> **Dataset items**
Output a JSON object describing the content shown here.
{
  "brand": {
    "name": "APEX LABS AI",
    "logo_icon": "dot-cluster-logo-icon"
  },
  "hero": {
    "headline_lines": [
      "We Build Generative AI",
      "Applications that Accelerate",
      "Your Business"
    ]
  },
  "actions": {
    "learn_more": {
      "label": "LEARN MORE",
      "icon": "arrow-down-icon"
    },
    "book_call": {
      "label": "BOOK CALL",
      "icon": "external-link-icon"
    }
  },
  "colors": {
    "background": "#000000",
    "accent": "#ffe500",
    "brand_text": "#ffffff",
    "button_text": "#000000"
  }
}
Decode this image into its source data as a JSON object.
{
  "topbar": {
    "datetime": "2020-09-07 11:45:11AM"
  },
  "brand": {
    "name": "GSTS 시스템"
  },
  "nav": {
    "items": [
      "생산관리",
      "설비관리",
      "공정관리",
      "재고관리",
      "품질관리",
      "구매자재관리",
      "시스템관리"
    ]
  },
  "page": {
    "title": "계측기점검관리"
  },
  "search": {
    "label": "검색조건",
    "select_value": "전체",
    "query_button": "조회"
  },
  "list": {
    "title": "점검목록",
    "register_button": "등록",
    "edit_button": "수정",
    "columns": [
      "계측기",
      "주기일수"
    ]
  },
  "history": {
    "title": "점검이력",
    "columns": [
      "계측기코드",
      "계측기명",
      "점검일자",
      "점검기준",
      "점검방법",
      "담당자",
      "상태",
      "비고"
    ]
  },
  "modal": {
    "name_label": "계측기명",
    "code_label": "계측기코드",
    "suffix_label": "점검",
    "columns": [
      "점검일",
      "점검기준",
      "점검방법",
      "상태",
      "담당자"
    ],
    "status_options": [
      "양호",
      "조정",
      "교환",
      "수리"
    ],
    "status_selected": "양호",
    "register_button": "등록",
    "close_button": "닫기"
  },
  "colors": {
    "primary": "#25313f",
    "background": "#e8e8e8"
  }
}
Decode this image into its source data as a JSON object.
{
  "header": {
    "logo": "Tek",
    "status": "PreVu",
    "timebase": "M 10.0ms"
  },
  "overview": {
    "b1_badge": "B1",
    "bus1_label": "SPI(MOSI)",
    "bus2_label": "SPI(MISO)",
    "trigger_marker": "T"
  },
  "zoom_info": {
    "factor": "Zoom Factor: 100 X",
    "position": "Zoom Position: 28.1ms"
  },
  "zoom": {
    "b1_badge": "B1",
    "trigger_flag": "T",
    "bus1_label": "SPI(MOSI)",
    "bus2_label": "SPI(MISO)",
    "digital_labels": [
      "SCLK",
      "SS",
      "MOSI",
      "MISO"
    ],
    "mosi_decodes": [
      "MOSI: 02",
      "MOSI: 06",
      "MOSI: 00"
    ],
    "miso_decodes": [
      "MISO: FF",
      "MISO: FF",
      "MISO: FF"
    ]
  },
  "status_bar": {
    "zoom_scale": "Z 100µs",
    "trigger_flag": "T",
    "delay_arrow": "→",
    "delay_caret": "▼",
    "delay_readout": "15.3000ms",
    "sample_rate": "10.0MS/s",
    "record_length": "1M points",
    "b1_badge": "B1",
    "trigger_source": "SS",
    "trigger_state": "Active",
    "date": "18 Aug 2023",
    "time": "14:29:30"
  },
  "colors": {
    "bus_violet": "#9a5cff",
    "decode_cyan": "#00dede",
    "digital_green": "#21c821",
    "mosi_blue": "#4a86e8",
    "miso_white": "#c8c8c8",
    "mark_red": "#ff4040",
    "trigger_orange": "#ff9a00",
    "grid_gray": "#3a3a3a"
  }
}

> **What you are asked to do**
Using the listing above, please repeat every entry exactly.

> **Exercise result**
Output a JSON object describing the content shown here.
{
  "brand": {
    "name": "APEX LABS AI",
    "logo_icon": "dot-cluster-logo-icon"
  },
  "hero": {
    "headline_lines": [
      "We Build Generative AI",
      "Applications that Accelerate",
      "Your Business"
    ]
  },
  "actions": {
    "learn_more": {
      "label": "LEARN MORE",
      "icon": "arrow-down-icon"
    },
    "book_call": {
      "label": "BOOK CALL",
      "icon": "external-link-icon"
    }
  },
  "colors": {
    "background": "#000000",
    "accent": "#ffe500",
    "brand_text": "#ffffff",
    "button_text": "#000000"
  }
}
Decode this image into its source data as a JSON object.
{
  "topbar": {
    "datetime": "2020-09-07 11:45:11AM"
  },
  "brand": {
    "name": "GSTS 시스템"
  },
  "nav": {
    "items": [
      "생산관리",
      "설비관리",
      "공정관리",
      "재고관리",
      "품질관리",
      "구매자재관리",
      "시스템관리"
    ]
  },
  "page": {
    "title": "계측기점검관리"
  },
  "search": {
    "label": "검색조건",
    "select_value": "전체",
    "query_button": "조회"
  },
  "list": {
    "title": "점검목록",
    "register_button": "등록",
    "edit_button": "수정",
    "columns": [
      "계측기",
      "주기일수"
    ]
  },
  "history": {
    "title": "점검이력",
    "columns": [
      "계측기코드",
      "계측기명",
      "점검일자",
      "점검기준",
      "점검방법",
      "담당자",
      "상태",
      "비고"
    ]
  },
  "modal": {
    "name_label": "계측기명",
    "code_label": "계측기코드",
    "suffix_label": "점검",
    "columns": [
      "점검일",
      "점검기준",
      "점검방법",
      "상태",
      "담당자"
    ],
    "status_options": [
      "양호",
      "조정",
      "교환",
      "수리"
    ],
    "status_selected": "양호",
    "register_button": "등록",
    "close_button": "닫기"
  },
  "colors": {
    "primary": "#25313f",
    "background": "#e8e8e8"
  }
}
Decode this image into its source data as a JSON object.
{
  "header": {
    "logo": "Tek",
    "status": "PreVu",
    "timebase": "M 10.0ms"
  },
  "overview": {
    "b1_badge": "B1",
    "bus1_label": "SPI(MOSI)",
    "bus2_label": "SPI(MISO)",
    "trigger_marker": "T"
  },
  "zoom_info": {
    "factor": "Zoom Factor: 100 X",
    "position": "Zoom Position: 28.1ms"
  },
  "zoom": {
    "b1_badge": "B1",
    "trigger_flag": "T",
    "bus1_label": "SPI(MOSI)",
    "bus2_label": "SPI(MISO)",
    "digital_labels": [
      "SCLK",
      "SS",
      "MOSI",
      "MISO"
    ],
    "mosi_decodes": [
      "MOSI: 02",
      "MOSI: 06",
      "MOSI: 00"
    ],
    "miso_decodes": [
      "MISO: FF",
      "MISO: FF",
      "MISO: FF"
    ]
  },
  "status_bar": {
    "zoom_scale": "Z 100µs",
    "trigger_flag": "T",
    "delay_arrow": "→",
    "delay_caret": "▼",
    "delay_readout": "15.3000ms",
    "sample_rate": "10.0MS/s",
    "record_length": "1M points",
    "b1_badge": "B1",
    "trigger_source": "SS",
    "trigger_state": "Active",
    "date": "18 Aug 2023",
    "time": "14:29:30"
  },
  "colors": {
    "bus_violet": "#9a5cff",
    "decode_cyan": "#00dede",
    "digital_green": "#21c821",
    "mosi_blue": "#4a86e8",
    "miso_white": "#c8c8c8",
    "mark_red": "#ff4040",
    "trigger_orange": "#ff9a00",
    "grid_gray": "#3a3a3a"
  }
}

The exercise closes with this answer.